• _Given instruction_
Below are the records. Gather each line that holds "asset".

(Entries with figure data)
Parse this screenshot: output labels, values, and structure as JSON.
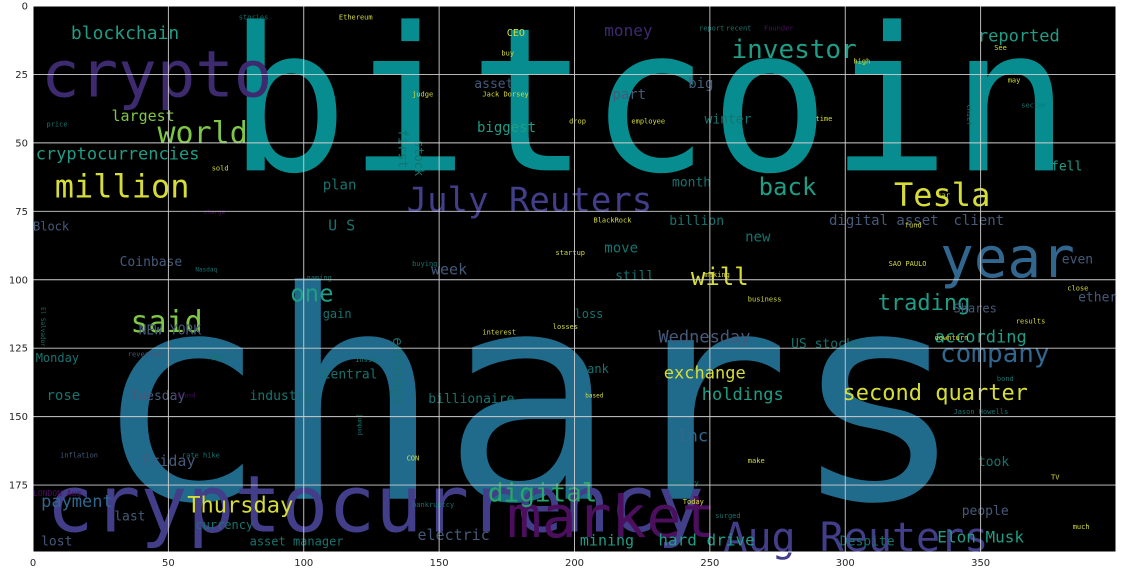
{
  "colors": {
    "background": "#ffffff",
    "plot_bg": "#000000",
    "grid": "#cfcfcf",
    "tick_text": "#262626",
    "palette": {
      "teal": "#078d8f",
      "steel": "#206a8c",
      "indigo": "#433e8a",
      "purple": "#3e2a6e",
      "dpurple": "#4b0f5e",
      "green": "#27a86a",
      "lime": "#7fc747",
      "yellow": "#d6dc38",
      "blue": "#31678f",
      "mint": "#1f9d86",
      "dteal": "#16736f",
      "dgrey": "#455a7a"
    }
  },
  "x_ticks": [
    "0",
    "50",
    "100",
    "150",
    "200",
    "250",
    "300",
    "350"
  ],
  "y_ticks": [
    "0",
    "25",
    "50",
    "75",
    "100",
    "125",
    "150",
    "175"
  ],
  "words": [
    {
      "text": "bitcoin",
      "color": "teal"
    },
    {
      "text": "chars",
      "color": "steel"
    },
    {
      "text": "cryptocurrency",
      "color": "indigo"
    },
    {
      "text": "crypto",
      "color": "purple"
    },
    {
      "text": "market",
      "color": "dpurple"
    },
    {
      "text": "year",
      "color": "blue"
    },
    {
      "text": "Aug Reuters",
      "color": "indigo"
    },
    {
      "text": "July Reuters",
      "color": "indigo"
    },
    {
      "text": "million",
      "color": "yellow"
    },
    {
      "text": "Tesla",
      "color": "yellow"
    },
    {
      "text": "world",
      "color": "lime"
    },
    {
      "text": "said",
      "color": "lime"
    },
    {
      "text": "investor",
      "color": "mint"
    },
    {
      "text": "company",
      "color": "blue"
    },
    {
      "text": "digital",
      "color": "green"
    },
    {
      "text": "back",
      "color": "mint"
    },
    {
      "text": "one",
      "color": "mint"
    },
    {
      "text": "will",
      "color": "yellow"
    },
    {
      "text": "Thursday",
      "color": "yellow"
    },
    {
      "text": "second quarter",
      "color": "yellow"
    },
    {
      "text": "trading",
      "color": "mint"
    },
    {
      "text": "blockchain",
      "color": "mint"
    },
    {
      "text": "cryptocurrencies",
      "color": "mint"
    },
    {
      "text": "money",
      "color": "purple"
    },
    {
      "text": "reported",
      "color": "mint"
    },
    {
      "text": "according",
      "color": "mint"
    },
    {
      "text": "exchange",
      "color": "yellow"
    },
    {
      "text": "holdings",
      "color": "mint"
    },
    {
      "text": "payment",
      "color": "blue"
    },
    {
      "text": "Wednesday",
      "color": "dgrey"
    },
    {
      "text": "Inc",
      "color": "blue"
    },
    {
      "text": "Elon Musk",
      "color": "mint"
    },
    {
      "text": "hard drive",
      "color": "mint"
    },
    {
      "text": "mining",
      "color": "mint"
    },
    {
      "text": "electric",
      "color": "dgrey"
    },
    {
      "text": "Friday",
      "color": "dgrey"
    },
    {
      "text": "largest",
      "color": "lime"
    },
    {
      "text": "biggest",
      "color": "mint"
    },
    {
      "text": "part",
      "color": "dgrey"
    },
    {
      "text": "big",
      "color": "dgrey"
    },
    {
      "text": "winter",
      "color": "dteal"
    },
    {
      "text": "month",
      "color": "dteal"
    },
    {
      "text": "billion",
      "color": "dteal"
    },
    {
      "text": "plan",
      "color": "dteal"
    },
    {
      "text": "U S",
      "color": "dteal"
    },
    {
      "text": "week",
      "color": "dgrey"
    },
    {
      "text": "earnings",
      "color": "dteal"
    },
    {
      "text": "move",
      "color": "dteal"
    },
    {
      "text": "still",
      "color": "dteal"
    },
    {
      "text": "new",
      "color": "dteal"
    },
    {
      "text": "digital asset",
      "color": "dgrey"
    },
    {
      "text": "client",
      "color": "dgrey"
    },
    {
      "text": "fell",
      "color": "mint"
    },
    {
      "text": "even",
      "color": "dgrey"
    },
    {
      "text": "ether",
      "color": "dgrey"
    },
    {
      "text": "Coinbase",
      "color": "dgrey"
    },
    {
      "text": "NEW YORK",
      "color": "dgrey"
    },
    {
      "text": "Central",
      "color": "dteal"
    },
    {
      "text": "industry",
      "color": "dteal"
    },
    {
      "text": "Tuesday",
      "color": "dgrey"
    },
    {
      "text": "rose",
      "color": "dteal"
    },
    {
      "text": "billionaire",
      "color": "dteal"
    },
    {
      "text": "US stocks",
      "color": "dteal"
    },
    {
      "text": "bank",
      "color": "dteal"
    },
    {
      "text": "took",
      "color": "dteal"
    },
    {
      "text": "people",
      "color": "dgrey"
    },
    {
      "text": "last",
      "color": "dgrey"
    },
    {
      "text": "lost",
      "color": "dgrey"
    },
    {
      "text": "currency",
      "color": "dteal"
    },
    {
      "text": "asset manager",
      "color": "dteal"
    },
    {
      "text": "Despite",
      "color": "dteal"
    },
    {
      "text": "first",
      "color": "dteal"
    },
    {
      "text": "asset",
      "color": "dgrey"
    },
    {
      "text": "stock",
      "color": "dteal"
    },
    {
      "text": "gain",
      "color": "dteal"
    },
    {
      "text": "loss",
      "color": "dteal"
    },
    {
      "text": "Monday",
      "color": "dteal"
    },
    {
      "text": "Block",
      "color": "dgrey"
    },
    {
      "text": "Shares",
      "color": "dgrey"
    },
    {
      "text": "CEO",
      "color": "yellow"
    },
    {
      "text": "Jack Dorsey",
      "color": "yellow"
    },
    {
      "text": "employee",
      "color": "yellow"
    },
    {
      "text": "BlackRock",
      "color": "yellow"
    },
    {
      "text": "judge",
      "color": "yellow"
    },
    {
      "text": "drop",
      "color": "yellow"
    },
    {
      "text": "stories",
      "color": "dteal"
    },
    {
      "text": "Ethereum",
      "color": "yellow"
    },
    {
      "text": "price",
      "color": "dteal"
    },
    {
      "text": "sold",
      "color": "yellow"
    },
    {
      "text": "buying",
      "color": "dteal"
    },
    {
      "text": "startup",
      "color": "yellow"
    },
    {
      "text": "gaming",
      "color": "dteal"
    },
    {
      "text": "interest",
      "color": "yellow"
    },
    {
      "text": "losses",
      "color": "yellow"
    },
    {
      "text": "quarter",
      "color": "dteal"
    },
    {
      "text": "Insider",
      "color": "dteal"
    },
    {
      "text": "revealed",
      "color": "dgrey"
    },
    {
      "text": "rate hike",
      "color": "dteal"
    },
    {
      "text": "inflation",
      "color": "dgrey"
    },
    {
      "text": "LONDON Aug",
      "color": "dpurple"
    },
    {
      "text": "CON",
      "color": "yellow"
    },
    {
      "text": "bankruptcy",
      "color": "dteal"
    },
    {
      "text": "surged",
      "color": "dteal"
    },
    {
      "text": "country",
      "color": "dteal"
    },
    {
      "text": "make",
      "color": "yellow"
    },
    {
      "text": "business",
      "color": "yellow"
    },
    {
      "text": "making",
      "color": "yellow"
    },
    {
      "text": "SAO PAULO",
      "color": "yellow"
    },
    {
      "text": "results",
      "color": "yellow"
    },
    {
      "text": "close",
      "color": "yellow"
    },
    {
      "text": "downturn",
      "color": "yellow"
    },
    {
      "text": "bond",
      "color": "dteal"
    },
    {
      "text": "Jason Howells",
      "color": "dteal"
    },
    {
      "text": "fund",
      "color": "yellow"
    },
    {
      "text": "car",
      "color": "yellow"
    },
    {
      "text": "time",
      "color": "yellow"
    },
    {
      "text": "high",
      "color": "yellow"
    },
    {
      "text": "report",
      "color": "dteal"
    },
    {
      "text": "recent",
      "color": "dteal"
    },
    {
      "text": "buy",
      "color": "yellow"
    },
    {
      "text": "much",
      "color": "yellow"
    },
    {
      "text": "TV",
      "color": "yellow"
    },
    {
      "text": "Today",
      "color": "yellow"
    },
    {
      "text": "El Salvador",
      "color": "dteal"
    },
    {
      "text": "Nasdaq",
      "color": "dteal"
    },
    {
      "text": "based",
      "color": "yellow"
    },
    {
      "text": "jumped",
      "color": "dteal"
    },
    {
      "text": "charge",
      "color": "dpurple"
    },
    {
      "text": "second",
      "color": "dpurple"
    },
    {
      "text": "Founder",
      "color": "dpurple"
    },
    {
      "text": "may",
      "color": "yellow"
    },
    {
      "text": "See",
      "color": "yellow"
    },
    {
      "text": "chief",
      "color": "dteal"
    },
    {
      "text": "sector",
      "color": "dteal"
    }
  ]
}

• _Solved problem_
      "text": "digital asset",
      "text": "asset manager",
      "text": "asset",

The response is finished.